**Required tasks**
1 > Condense the paragraph in the call transcript that begins "Moving on to our conventional programs" into a bulleted list, keeping its main facts.
2 > From the call transcript, return the part that opens with the words containing "Moving on to" and closes with "the second quarter.".
— START OF Selected passage —
In the Niobrara play, we drilled 3 wells in the first quarter. Currently, our pace is somewhat limited by gathering and infrastructure build-out here. Our well results are encouraging, but it's still early days. In the second quarter, we expect to drill our first well in Colombia in the Middle Magdalena basin in the La Luna shale play.

Moving on to our conventional programs. In Alaska, we drilled a wildcat discovery at the Cassin prospect in the onshore NPR-A. In Kwanza Basin in Angola we completed the second phase of our 3D seismic program in early April, and we're in full planning mode to begin drilling early next year. And finally, in the Browse Basin of Australia, we're currently drilling a Proteus wildcat in an untested structure to the southeast of the Poseidon discovery, and we expect to reach TD in late May. So there've been a lot exploration activity in the first quarter, and that continues into the second quarter.

So that was a pretty quick overview of our operations, which are running well, very high level of activity, and generating visible results.

So now, please return to Slide 19, and I'll wrap up with some summary comments. I think the most important takeaway from today's call is that the business is running well. I hope Jeff and I have given you confidence that our plans are on track for delivering key milestones in 2013 that will position us for a very strong 2014.
— END OF Selected passage —
— START OF Material provided —
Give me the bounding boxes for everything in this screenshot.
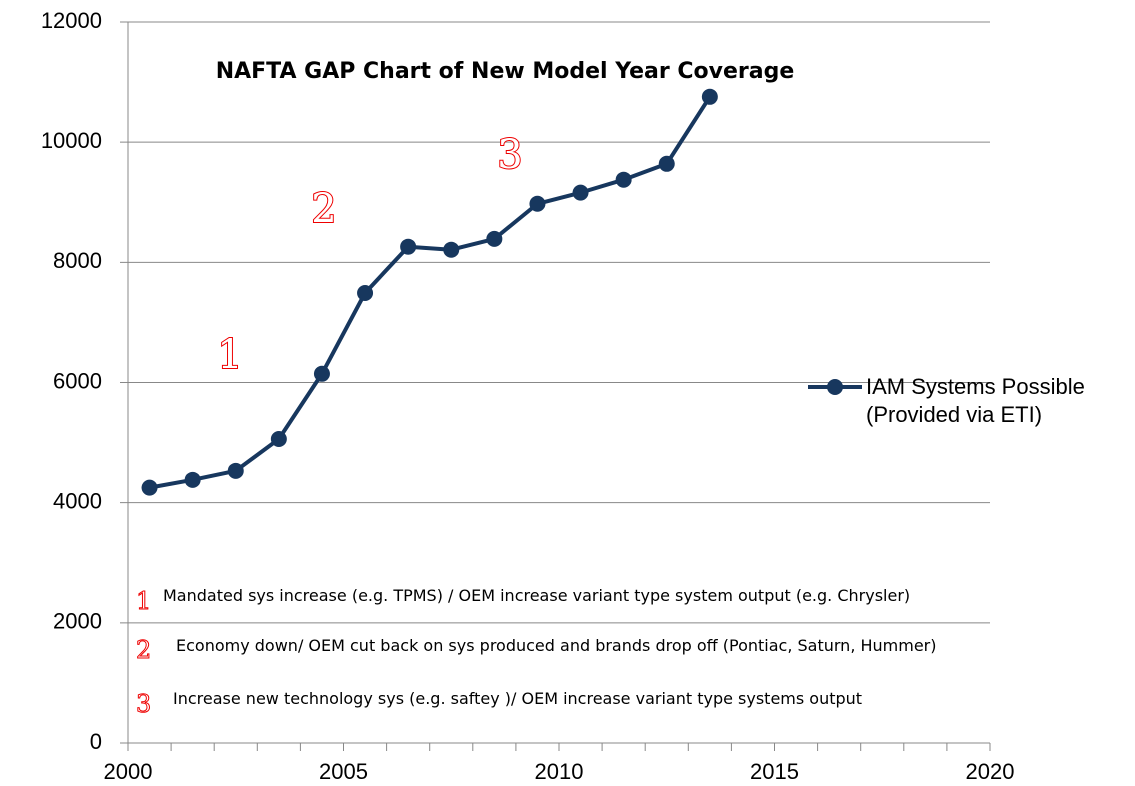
annotation-marker: 3 — [497, 132, 522, 178]
y-tick-label: 2000 — [53, 609, 102, 634]
x-tick-label: 2000 — [104, 759, 153, 784]
y-tick-label: 10000 — [41, 128, 102, 153]
point — [615, 171, 632, 188]
point — [141, 479, 158, 496]
point — [658, 155, 675, 172]
x-tick-label: 2020 — [966, 759, 1015, 784]
point — [529, 195, 546, 212]
point — [400, 238, 417, 255]
point — [270, 430, 287, 447]
point — [184, 471, 201, 488]
legend-marker — [827, 379, 843, 395]
point — [443, 241, 460, 258]
note-marker: 3 — [135, 690, 152, 719]
point — [572, 184, 589, 201]
point — [701, 88, 718, 105]
annotation-marker: 2 — [311, 186, 336, 232]
point — [357, 284, 374, 301]
y-tick-label: 4000 — [53, 488, 102, 513]
y-tick-label: 8000 — [53, 248, 102, 273]
note-marker: 1 — [135, 587, 152, 616]
y-tick-label: 0 — [90, 729, 102, 754]
x-tick-label: 2015 — [750, 759, 799, 784]
note-text: Economy down/ OEM cut back on sys produc… — [176, 636, 937, 655]
point — [486, 230, 503, 247]
note-marker: 2 — [135, 636, 152, 665]
note-text: Increase new technology sys (e.g. saftey… — [173, 689, 863, 708]
point — [313, 365, 330, 382]
point — [227, 462, 244, 479]
chart-title: NAFTA GAP Chart of New Model Year Covera… — [216, 59, 795, 84]
x-tick-label: 2005 — [319, 759, 368, 784]
note-text: Mandated sys increase (e.g. TPMS) / OEM … — [163, 586, 911, 605]
legend-label: IAM Systems Possible (Provided via ETI) — [866, 374, 1085, 427]
annotation-marker: 1 — [217, 332, 242, 378]
y-tick-label: 6000 — [53, 368, 102, 393]
x-tick-label: 2010 — [535, 759, 584, 784]
y-tick-label: 12000 — [41, 8, 102, 33]
series-line — [149, 95, 712, 490]
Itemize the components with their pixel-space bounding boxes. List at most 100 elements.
— END OF Material provided —
**Worked answers**
1 >
- Alaska: a wildcat discovery was drilled at the Cassin prospect in the onshore NPR-A.
- Angola (Kwanza Basin): the second phase of the 3D seismic program was completed in early April, and drilling is being planned to begin early next year.
- Australia (Browse Basin): a Proteus wildcat is being drilled in an untested structure southeast of the Poseidon discovery, with TD expected in late May.
- Exploration activity was high in the first quarter and continues into the second quarter.

2 >
Moving on to our conventional programs. In Alaska, we drilled a wildcat discovery at the Cassin prospect in the onshore NPR-A. In Kwanza Basin in Angola we completed the second phase of our 3D seismic program in early April, and we're in full planning mode to begin drilling early next year. And finally, in the Browse Basin of Australia, we're currently drilling a Proteus wildcat in an untested structure to the southeast of the Poseidon discovery, and we expect to reach TD in late May. So there've been a lot exploration activity in the first quarter, and that continues into the second quarter.